------ Data provided ------

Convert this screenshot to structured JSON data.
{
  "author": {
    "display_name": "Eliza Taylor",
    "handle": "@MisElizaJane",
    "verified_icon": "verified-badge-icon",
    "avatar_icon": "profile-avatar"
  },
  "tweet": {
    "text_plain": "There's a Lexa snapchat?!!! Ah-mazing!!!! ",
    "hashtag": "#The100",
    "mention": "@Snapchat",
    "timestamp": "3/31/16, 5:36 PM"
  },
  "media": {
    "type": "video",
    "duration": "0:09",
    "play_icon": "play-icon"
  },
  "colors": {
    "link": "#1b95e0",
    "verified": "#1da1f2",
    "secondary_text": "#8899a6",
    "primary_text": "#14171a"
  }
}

------

▶ [Work to do]
Identify the lines of the entries containing the string "verified". Copy each such line.

▶ [Exercise answer]
    "verified_icon": "verified-badge-icon",
    "verified": "#1da1f2",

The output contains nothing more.